[Recorded data]
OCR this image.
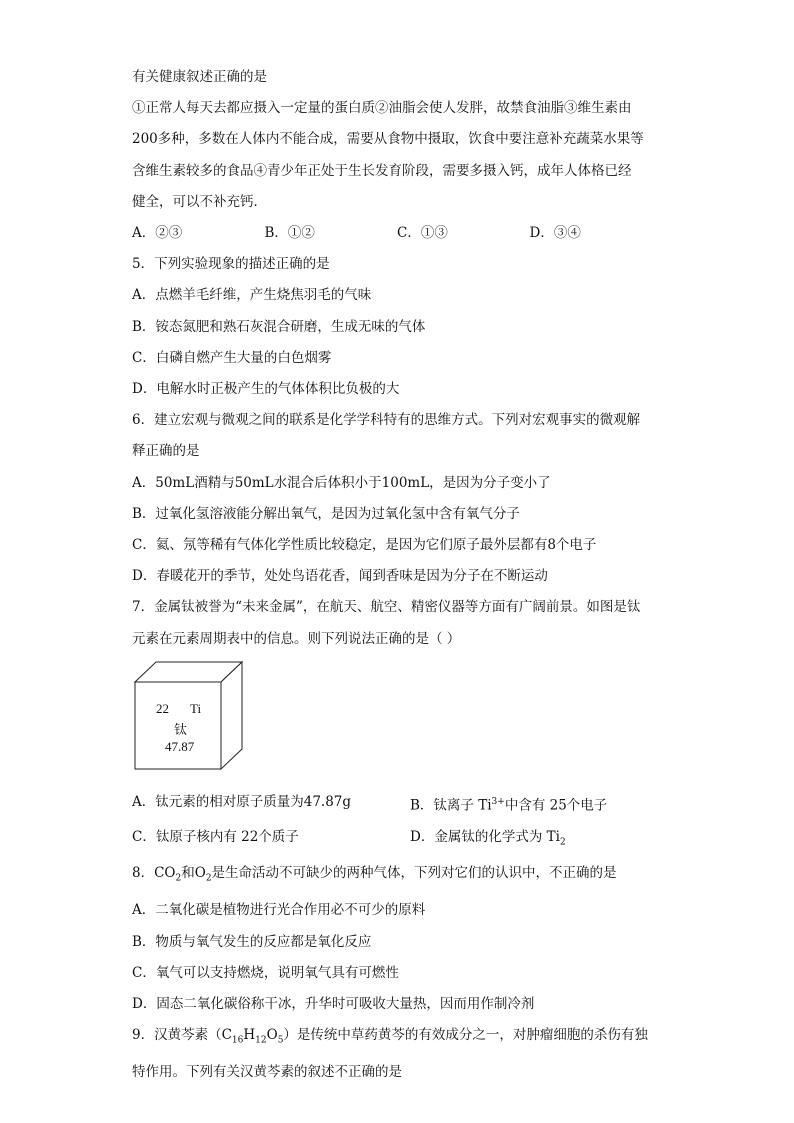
有关健康叙述正确的是
①正常人每天去都应摄入一定量的蛋白质②油脂会使人发胖，故禁食油脂③维生素由
200多种，多数在人体内不能合成，需要从食物中摄取，饮食中要注意补充蔬菜水果等
含维生素较多的食品④青少年正处于生长发育阶段，需要多摄入钙，成年人体格已经
健全，可以不补充钙．
A．②③	B．①②	C．①③	D．③④
5．下列实验现象的描述正确的是
A．点燃羊毛纤维，产生烧焦羽毛的气味
B．铵态氮肥和熟石灰混合研磨，生成无味的气体
C．白磷自燃产生大量的白色烟雾
D．电解水时正极产生的气体体积比负极的大
6．建立宏观与微观之间的联系是化学学科特有的思维方式。下列对宏观事实的微观解
释正确的是
A．50mL酒精与50mL水混合后体积小于100mL，是因为分子变小了
B．过氧化氢溶液能分解出氧气，是因为过氧化氢中含有氧气分子
C．氦、氖等稀有气体化学性质比较稳定，是因为它们原子最外层都有8个电子
D．春暖花开的季节，处处鸟语花香，闻到香味是因为分子在不断运动
7．金属钛被誉为“未来金属”，在航天、航空、精密仪器等方面有广阔前景。如图是钛
元素在元素周期表中的信息。则下列说法正确的是（ ）
22 Ti
钛
47.87
A．钛元素的相对原子质量为47.87g	B．钛离子 $Ti^{3+}$中含有 25个电子
C．钛原子核内有 22个质子	D．金属钛的化学式为 $Ti_2$
8．$CO_2$和$O_2$是生命活动不可缺少的两种气体，下列对它们的认识中，不正确的是
A．二氧化碳是植物进行光合作用必不可少的原料
B．物质与氧气发生的反应都是氧化反应
C．氧气可以支持燃烧，说明氧气具有可燃性
D．固态二氧化碳俗称干冰，升华时可吸收大量热，因而用作制冷剂
9．汉黄芩素$(C_{16}H_{12}O_5)$是传统中草药黄芩的有效成分之一，对肿瘤细胞的杀伤有独
特作用。下列有关汉黄芩素的叙述不正确的是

• _WHAT THE TASK REQUIRES_:
Drop the images and repeat the data exactly.

• _ANSWER TO THIS TASK_:
OCR this image.
有关健康叙述正确的是
①正常人每天去都应摄入一定量的蛋白质②油脂会使人发胖，故禁食油脂③维生素由
200多种，多数在人体内不能合成，需要从食物中摄取，饮食中要注意补充蔬菜水果等
含维生素较多的食品④青少年正处于生长发育阶段，需要多摄入钙，成年人体格已经
健全，可以不补充钙．
A．②③	B．①②	C．①③	D．③④
5．下列实验现象的描述正确的是
A．点燃羊毛纤维，产生烧焦羽毛的气味
B．铵态氮肥和熟石灰混合研磨，生成无味的气体
C．白磷自燃产生大量的白色烟雾
D．电解水时正极产生的气体体积比负极的大
6．建立宏观与微观之间的联系是化学学科特有的思维方式。下列对宏观事实的微观解
释正确的是
A．50mL酒精与50mL水混合后体积小于100mL，是因为分子变小了
B．过氧化氢溶液能分解出氧气，是因为过氧化氢中含有氧气分子
C．氦、氖等稀有气体化学性质比较稳定，是因为它们原子最外层都有8个电子
D．春暖花开的季节，处处鸟语花香，闻到香味是因为分子在不断运动
7．金属钛被誉为“未来金属”，在航天、航空、精密仪器等方面有广阔前景。如图是钛
元素在元素周期表中的信息。则下列说法正确的是（ ）
22 Ti
钛
47.87
A．钛元素的相对原子质量为47.87g	B．钛离子 $Ti^{3+}$中含有 25个电子
C．钛原子核内有 22个质子	D．金属钛的化学式为 $Ti_2$
8．$CO_2$和$O_2$是生命活动不可缺少的两种气体，下列对它们的认识中，不正确的是
A．二氧化碳是植物进行光合作用必不可少的原料
B．物质与氧气发生的反应都是氧化反应
C．氧气可以支持燃烧，说明氧气具有可燃性
D．固态二氧化碳俗称干冰，升华时可吸收大量热，因而用作制冷剂
9．汉黄芩素$(C_{16}H_{12}O_5)$是传统中草药黄芩的有效成分之一，对肿瘤细胞的杀伤有独
特作用。下列有关汉黄芩素的叙述不正确的是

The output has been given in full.